(Instructions for the task)
Below are records to repeat exactly. Omit the pictures from the copy.

[Dataset rows about figures]
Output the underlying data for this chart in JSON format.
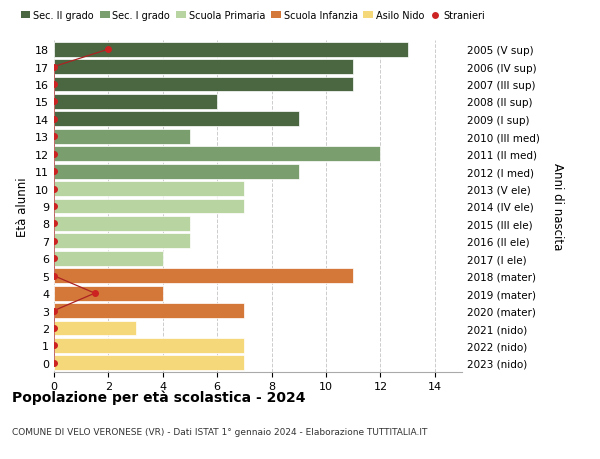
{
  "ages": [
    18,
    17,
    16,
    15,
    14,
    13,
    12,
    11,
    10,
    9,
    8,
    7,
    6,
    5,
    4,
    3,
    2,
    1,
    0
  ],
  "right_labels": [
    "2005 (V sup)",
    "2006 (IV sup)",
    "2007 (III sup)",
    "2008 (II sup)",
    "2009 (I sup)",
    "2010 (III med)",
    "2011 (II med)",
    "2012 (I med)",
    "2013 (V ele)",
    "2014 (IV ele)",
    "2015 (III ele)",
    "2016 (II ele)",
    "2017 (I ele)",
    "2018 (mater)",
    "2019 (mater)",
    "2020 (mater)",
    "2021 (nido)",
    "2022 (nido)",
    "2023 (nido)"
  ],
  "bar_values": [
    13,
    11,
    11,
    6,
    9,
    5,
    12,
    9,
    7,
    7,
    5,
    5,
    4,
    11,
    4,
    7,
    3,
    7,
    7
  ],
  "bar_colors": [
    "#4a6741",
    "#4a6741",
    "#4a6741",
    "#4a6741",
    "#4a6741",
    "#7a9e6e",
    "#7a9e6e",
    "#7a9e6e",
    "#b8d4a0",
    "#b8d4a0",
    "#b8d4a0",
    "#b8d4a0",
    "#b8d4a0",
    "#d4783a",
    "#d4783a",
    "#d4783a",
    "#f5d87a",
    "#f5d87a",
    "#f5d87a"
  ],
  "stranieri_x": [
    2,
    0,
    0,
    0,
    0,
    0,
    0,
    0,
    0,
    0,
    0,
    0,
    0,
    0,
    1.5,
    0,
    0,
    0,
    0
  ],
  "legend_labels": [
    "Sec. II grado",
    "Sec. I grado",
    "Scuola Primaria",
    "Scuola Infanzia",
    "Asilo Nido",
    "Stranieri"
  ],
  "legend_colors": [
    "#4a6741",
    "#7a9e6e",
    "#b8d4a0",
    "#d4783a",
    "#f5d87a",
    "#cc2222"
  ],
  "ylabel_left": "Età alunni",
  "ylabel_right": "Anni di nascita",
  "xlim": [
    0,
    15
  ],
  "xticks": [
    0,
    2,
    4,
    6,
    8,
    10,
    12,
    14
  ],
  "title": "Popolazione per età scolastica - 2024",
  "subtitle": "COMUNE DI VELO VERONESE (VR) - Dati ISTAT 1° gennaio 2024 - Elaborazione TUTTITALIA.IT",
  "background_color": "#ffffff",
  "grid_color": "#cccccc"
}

(Solution to the exercise)
Output the underlying data for this chart in JSON format.
{
  "ages": [
    18,
    17,
    16,
    15,
    14,
    13,
    12,
    11,
    10,
    9,
    8,
    7,
    6,
    5,
    4,
    3,
    2,
    1,
    0
  ],
  "right_labels": [
    "2005 (V sup)",
    "2006 (IV sup)",
    "2007 (III sup)",
    "2008 (II sup)",
    "2009 (I sup)",
    "2010 (III med)",
    "2011 (II med)",
    "2012 (I med)",
    "2013 (V ele)",
    "2014 (IV ele)",
    "2015 (III ele)",
    "2016 (II ele)",
    "2017 (I ele)",
    "2018 (mater)",
    "2019 (mater)",
    "2020 (mater)",
    "2021 (nido)",
    "2022 (nido)",
    "2023 (nido)"
  ],
  "bar_values": [
    13,
    11,
    11,
    6,
    9,
    5,
    12,
    9,
    7,
    7,
    5,
    5,
    4,
    11,
    4,
    7,
    3,
    7,
    7
  ],
  "bar_colors": [
    "#4a6741",
    "#4a6741",
    "#4a6741",
    "#4a6741",
    "#4a6741",
    "#7a9e6e",
    "#7a9e6e",
    "#7a9e6e",
    "#b8d4a0",
    "#b8d4a0",
    "#b8d4a0",
    "#b8d4a0",
    "#b8d4a0",
    "#d4783a",
    "#d4783a",
    "#d4783a",
    "#f5d87a",
    "#f5d87a",
    "#f5d87a"
  ],
  "stranieri_x": [
    2,
    0,
    0,
    0,
    0,
    0,
    0,
    0,
    0,
    0,
    0,
    0,
    0,
    0,
    1.5,
    0,
    0,
    0,
    0
  ],
  "legend_labels": [
    "Sec. II grado",
    "Sec. I grado",
    "Scuola Primaria",
    "Scuola Infanzia",
    "Asilo Nido",
    "Stranieri"
  ],
  "legend_colors": [
    "#4a6741",
    "#7a9e6e",
    "#b8d4a0",
    "#d4783a",
    "#f5d87a",
    "#cc2222"
  ],
  "ylabel_left": "Età alunni",
  "ylabel_right": "Anni di nascita",
  "xlim": [
    0,
    15
  ],
  "xticks": [
    0,
    2,
    4,
    6,
    8,
    10,
    12,
    14
  ],
  "title": "Popolazione per età scolastica - 2024",
  "subtitle": "COMUNE DI VELO VERONESE (VR) - Dati ISTAT 1° gennaio 2024 - Elaborazione TUTTITALIA.IT",
  "background_color": "#ffffff",
  "grid_color": "#cccccc"
}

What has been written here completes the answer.